> **Goal of the exercise**
Quote all entries exactly, leaving pictures aside.

——————————

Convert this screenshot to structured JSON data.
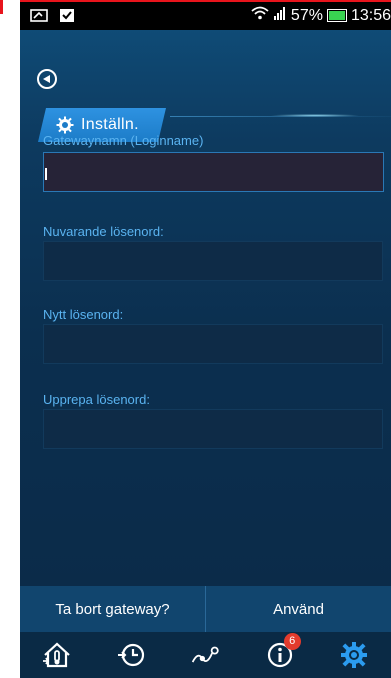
{
  "status_bar": {
    "battery_percent": "57%",
    "time": "13:56",
    "battery_fill": 0.57
  },
  "header": {
    "back_icon": "back-circle-icon",
    "tab_label": "Inställn."
  },
  "form": {
    "gateway_name_label": "Gatewaynamn (Loginname)",
    "gateway_name_value": "",
    "current_password_label": "Nuvarande lösenord:",
    "current_password_value": "",
    "new_password_label": "Nytt lösenord:",
    "new_password_value": "",
    "repeat_password_label": "Upprepa lösenord:",
    "repeat_password_value": ""
  },
  "actions": {
    "remove_gateway": "Ta bort gateway?",
    "apply": "Använd"
  },
  "nav": {
    "items": [
      {
        "icon": "home-thermometer-icon"
      },
      {
        "icon": "history-clock-icon"
      },
      {
        "icon": "graph-nodes-icon"
      },
      {
        "icon": "info-icon",
        "badge": "6"
      },
      {
        "icon": "settings-gear-icon",
        "active": true
      }
    ]
  },
  "colors": {
    "background": "#0d3150",
    "label": "#5ab3f0",
    "tab": "#2e92e1",
    "badge": "#e33b2d",
    "active_icon": "#2b9cf0"
  }
}
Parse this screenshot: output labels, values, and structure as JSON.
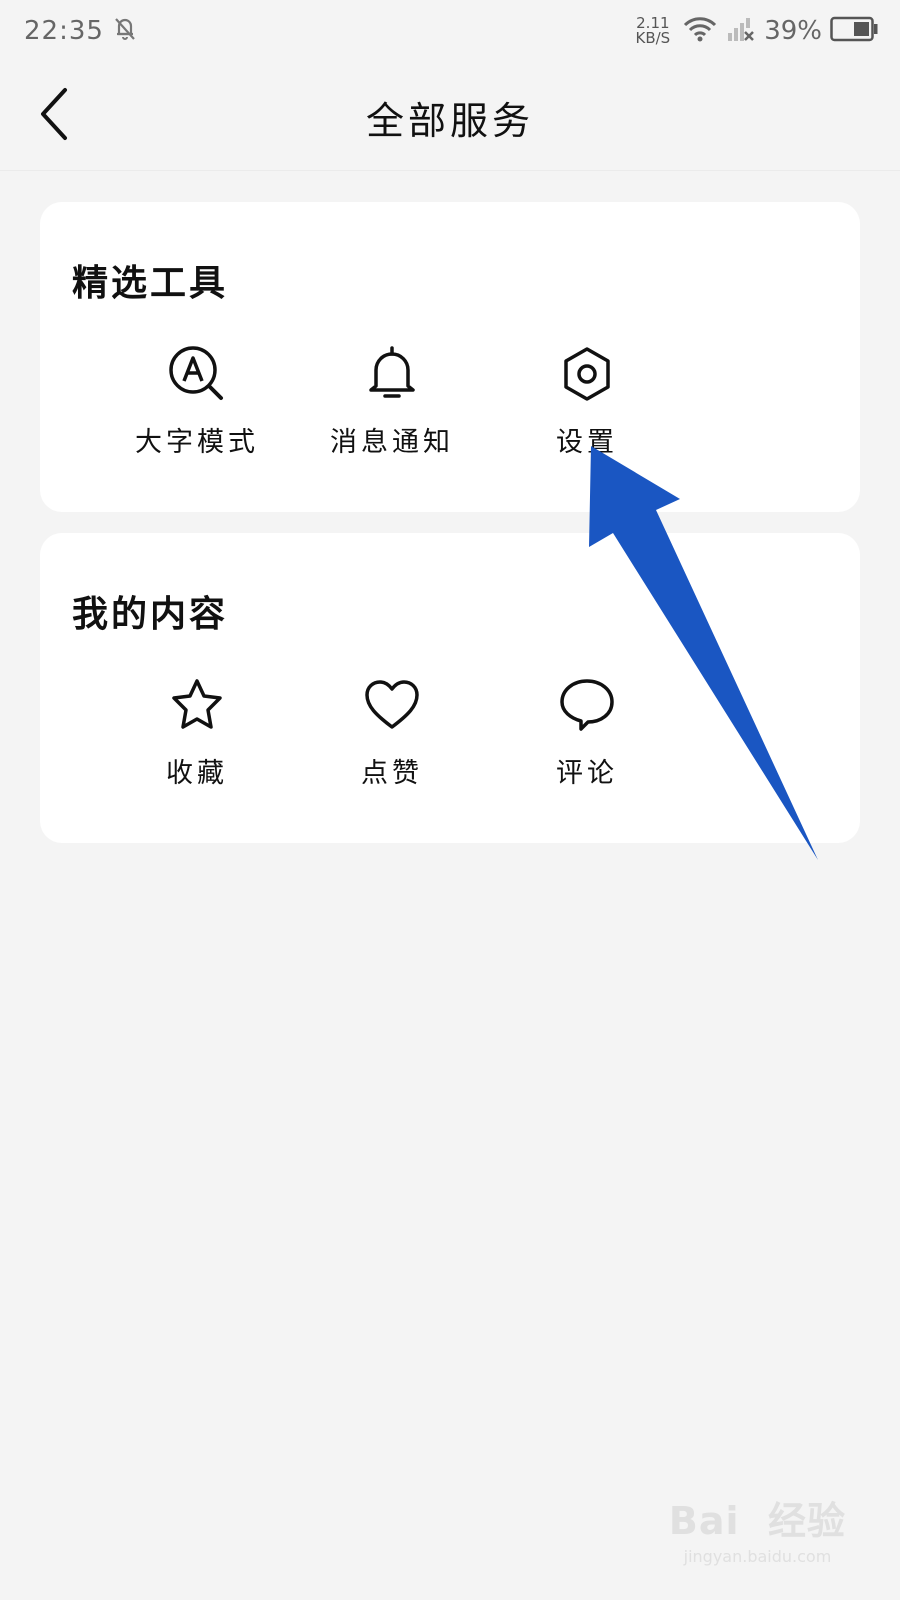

——————————

> **Result of this exercise**
Convert this screenshot to structured JSON data.
{
  "status_bar": {
    "battery_percent": "57%",
    "time": "13:56",
    "battery_fill": 0.57
  },
  "header": {
    "back_icon": "back-circle-icon",
    "tab_label": "Inställn."
  },
  "form": {
    "gateway_name_label": "Gatewaynamn (Loginname)",
    "gateway_name_value": "",
    "current_password_label": "Nuvarande lösenord:",
    "current_password_value": "",
    "new_password_label": "Nytt lösenord:",
    "new_password_value": "",
    "repeat_password_label": "Upprepa lösenord:",
    "repeat_password_value": ""
  },
  "actions": {
    "remove_gateway": "Ta bort gateway?",
    "apply": "Använd"
  },
  "nav": {
    "items": [
      {
        "icon": "home-thermometer-icon"
      },
      {
        "icon": "history-clock-icon"
      },
      {
        "icon": "graph-nodes-icon"
      },
      {
        "icon": "info-icon",
        "badge": "6"
      },
      {
        "icon": "settings-gear-icon",
        "active": true
      }
    ]
  },
  "colors": {
    "background": "#0d3150",
    "label": "#5ab3f0",
    "tab": "#2e92e1",
    "badge": "#e33b2d",
    "active_icon": "#2b9cf0"
  }
}
Parse this screenshot: output labels, values, and structure as JSON.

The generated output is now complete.